What you are asked to do -
Using the listing below, extract each line that has the word "соответствуют" in it.

╔══

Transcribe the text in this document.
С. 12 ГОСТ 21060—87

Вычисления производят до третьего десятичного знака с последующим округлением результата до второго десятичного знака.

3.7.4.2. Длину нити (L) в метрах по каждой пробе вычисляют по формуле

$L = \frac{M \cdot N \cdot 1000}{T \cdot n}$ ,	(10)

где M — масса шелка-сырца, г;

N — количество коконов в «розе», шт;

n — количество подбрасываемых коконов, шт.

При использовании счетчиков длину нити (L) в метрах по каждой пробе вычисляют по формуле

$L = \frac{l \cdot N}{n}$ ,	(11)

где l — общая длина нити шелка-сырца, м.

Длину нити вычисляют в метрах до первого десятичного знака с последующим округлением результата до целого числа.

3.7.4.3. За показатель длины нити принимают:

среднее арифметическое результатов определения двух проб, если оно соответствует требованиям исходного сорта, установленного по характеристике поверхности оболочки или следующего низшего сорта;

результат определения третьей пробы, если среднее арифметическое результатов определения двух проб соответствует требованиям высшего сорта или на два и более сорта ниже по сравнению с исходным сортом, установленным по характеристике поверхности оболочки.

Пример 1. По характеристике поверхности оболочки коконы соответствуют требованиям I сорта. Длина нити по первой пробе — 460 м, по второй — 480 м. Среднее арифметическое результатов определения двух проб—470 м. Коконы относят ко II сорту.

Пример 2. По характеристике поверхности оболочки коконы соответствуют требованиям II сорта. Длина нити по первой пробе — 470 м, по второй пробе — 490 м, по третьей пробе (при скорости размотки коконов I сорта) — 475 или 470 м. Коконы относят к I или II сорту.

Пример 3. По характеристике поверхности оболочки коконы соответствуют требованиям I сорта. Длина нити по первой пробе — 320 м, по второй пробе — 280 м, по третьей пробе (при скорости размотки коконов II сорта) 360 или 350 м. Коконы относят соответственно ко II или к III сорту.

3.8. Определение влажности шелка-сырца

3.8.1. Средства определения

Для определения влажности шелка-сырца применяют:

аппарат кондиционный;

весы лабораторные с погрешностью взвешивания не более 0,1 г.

╚══

Answer in full -
Пример 1. По характеристике поверхности оболочки коконы соответствуют требованиям I сорта. Длина нити по первой пробе — 460 м, по второй — 480 м. Среднее арифметическое результатов определения двух проб—470 м. Коконы относят ко II сорту.
Пример 2. По характеристике поверхности оболочки коконы соответствуют требованиям II сорта. Длина нити по первой пробе — 470 м, по второй пробе — 490 м, по третьей пробе (при скорости размотки коконов I сорта) — 475 или 470 м. Коконы относят к I или II сорту.
Пример 3. По характеристике поверхности оболочки коконы соответствуют требованиям I сорта. Длина нити по первой пробе — 320 м, по второй пробе — 280 м, по третьей пробе (при скорости размотки коконов II сорта) 360 или 350 м. Коконы относят соответственно ко II или к III сорту.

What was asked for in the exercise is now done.